======== EXTRACTED ENTRIES ========

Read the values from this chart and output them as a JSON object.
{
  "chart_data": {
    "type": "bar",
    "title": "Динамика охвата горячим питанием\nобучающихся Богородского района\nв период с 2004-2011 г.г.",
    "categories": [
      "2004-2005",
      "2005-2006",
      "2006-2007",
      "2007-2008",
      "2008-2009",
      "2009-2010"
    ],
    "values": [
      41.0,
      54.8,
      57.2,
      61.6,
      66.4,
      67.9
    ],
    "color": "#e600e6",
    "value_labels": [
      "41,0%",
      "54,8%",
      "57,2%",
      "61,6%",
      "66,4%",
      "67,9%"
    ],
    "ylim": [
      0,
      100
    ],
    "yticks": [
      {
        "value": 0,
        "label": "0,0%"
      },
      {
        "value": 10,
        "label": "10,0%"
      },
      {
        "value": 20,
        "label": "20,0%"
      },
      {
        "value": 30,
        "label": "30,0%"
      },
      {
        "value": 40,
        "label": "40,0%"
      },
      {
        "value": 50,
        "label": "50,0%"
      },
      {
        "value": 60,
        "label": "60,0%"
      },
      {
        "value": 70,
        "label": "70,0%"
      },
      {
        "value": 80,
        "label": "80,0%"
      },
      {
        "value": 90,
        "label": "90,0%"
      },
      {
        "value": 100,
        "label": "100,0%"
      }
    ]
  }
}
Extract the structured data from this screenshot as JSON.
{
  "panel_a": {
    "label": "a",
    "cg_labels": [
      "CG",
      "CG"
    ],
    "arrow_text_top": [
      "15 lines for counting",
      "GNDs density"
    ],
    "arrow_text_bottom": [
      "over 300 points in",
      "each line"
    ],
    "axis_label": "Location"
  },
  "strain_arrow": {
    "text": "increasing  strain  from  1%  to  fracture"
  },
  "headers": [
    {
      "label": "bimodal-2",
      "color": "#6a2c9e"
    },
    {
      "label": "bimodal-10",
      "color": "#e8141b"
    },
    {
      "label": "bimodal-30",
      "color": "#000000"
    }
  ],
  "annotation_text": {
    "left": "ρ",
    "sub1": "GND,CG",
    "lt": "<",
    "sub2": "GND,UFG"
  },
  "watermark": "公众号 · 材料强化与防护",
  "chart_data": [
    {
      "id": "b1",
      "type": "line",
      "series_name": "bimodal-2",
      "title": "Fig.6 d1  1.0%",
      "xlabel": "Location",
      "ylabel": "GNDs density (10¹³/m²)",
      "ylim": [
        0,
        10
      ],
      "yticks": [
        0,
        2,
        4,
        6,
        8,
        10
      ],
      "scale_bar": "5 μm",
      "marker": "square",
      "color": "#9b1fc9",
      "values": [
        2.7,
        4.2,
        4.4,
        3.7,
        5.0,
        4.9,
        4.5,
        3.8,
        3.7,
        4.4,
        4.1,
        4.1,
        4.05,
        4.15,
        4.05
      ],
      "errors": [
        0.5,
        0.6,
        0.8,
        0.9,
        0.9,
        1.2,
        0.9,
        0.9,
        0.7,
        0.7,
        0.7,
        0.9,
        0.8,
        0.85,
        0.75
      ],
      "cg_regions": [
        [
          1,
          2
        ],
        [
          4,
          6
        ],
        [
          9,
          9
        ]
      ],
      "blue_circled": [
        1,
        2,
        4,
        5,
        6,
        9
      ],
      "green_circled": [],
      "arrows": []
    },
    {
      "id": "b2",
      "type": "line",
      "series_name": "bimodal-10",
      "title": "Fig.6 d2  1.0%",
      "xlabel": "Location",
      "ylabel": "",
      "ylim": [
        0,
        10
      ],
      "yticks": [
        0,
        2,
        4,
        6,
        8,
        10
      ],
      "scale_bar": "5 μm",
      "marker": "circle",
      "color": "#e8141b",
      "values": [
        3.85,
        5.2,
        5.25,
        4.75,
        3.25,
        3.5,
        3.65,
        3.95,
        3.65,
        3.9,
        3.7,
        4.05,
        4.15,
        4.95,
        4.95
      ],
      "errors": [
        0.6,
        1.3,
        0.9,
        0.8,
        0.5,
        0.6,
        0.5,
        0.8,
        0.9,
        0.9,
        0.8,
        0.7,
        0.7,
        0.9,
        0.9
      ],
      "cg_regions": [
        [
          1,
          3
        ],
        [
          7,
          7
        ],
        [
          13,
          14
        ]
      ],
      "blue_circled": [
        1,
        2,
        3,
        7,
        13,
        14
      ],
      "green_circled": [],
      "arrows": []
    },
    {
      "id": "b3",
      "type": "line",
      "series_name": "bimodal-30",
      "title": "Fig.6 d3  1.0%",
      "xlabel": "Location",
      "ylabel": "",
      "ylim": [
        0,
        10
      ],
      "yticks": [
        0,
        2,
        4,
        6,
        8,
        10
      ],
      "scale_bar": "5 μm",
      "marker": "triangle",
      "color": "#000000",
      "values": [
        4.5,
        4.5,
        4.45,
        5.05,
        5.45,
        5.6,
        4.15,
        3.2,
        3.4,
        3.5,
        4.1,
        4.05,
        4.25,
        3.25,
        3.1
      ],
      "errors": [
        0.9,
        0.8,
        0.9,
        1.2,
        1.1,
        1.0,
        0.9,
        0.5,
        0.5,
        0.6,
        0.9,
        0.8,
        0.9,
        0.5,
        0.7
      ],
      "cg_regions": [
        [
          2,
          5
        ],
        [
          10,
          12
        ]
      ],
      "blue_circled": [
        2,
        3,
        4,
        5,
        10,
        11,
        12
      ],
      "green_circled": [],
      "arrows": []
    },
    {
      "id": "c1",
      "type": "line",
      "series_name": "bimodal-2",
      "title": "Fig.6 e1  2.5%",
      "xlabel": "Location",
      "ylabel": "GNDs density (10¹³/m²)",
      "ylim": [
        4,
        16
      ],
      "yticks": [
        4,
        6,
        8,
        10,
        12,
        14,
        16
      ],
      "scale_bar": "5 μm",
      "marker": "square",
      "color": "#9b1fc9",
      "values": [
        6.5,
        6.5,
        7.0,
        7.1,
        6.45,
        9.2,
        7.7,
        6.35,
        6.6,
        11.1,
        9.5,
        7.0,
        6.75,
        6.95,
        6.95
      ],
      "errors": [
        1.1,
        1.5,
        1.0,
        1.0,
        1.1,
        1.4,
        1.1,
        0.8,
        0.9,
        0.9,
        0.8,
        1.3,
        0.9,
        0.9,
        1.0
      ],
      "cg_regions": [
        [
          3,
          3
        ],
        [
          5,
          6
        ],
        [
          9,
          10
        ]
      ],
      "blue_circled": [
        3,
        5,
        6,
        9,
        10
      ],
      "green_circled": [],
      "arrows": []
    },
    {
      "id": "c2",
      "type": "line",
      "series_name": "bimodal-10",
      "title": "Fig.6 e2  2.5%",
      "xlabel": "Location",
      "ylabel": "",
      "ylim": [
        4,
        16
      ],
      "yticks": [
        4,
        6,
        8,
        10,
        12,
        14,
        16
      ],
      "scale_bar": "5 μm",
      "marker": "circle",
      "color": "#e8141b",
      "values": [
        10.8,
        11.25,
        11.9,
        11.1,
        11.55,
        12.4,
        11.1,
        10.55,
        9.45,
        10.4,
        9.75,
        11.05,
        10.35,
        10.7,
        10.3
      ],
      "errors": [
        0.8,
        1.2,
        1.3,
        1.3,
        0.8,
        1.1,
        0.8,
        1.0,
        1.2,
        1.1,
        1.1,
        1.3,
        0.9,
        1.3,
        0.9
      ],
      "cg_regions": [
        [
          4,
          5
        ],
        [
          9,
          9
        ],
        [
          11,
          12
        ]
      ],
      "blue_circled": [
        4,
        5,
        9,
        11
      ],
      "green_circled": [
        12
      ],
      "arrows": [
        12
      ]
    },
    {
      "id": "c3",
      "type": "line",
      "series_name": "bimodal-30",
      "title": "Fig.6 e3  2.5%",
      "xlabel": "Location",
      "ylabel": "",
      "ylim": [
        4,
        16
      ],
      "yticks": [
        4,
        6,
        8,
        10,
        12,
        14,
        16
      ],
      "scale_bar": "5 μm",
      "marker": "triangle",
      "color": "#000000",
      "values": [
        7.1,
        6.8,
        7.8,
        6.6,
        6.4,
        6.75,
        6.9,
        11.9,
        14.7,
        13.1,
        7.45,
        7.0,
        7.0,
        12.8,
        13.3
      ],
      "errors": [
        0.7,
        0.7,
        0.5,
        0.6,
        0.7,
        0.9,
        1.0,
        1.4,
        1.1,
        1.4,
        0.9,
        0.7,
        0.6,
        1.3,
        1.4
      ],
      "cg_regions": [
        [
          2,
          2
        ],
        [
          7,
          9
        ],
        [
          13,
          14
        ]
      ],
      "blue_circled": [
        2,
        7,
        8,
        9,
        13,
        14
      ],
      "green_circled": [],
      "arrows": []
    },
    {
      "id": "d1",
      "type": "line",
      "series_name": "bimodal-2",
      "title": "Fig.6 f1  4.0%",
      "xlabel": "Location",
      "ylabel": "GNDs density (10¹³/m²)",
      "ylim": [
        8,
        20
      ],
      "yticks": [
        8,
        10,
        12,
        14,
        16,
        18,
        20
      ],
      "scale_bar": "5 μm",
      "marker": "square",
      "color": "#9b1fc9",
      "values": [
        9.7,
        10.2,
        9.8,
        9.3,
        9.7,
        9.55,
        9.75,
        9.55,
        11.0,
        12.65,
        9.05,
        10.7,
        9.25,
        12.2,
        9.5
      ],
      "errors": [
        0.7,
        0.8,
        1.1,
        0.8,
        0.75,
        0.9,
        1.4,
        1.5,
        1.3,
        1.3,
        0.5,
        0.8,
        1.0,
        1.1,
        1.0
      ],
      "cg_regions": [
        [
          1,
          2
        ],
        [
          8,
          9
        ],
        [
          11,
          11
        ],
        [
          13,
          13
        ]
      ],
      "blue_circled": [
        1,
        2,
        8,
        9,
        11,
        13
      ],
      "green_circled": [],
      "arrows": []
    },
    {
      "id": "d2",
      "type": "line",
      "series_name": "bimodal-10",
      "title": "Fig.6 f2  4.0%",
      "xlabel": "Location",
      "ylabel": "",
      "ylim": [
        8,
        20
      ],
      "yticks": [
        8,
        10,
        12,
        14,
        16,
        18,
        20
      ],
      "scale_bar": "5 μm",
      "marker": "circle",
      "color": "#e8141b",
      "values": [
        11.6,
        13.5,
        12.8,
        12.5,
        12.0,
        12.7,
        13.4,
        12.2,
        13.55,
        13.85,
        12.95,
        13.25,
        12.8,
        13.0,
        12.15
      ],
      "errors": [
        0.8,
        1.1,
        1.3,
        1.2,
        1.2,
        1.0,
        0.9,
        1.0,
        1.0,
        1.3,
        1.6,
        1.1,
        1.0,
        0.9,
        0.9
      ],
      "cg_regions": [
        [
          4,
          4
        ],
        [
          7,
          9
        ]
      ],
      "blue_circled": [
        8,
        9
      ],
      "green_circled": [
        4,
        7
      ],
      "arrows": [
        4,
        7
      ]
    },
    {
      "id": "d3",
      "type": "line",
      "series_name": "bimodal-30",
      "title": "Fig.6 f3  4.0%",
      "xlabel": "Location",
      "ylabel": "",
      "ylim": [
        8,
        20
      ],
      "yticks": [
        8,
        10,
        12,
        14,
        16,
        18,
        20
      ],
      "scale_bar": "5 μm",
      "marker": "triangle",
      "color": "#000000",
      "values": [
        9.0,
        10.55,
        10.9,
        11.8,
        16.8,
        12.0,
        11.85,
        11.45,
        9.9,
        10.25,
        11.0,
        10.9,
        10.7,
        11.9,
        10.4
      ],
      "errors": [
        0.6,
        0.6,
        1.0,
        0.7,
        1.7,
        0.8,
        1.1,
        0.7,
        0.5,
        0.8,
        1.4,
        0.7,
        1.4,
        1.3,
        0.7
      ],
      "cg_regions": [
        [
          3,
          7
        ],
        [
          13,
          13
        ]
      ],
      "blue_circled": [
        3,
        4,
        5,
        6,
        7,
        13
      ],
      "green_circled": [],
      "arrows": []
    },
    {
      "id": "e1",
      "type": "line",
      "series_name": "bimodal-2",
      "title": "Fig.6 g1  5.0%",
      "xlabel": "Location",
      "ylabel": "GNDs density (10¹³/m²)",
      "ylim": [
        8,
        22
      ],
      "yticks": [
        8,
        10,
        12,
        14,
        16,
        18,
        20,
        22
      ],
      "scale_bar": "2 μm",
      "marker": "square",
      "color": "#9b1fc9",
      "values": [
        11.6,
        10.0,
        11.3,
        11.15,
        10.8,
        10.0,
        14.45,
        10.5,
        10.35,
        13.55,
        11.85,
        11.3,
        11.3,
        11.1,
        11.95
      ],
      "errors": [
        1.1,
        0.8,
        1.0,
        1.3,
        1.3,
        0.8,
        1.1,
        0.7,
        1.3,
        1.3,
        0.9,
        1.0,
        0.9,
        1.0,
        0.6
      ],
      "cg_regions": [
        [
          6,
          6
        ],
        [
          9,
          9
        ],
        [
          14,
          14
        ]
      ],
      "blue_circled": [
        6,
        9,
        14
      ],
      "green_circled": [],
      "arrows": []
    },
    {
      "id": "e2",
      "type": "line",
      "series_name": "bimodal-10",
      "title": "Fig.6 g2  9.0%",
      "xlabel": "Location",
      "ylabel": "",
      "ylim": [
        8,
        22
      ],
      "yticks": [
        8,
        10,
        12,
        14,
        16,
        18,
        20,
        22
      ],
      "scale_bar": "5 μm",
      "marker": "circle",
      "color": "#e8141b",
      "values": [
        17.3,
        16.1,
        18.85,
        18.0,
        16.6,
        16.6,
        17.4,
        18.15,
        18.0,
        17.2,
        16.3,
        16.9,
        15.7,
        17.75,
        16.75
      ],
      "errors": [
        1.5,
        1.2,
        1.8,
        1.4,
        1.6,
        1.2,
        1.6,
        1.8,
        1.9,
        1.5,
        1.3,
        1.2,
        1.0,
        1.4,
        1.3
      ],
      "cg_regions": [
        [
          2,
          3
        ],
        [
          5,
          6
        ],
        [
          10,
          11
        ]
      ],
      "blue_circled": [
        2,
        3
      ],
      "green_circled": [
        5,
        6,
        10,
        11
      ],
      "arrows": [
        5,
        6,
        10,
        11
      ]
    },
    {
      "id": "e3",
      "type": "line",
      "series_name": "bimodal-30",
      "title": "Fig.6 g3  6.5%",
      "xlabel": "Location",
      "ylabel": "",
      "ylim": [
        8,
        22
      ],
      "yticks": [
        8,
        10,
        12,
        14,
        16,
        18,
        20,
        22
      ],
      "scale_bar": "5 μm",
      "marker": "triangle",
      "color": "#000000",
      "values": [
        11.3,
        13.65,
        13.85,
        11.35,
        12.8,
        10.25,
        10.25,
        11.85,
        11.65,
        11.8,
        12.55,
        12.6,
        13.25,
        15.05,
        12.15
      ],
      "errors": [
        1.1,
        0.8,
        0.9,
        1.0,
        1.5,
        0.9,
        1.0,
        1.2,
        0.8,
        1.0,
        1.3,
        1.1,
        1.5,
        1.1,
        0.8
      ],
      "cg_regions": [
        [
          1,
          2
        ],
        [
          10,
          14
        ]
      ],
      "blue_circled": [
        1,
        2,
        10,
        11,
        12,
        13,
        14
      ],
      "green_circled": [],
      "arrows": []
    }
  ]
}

========

GOAL OF THE EXERCISE: Of the lines above, how many include the word "from"? Reply with the number only.

REPLY: 3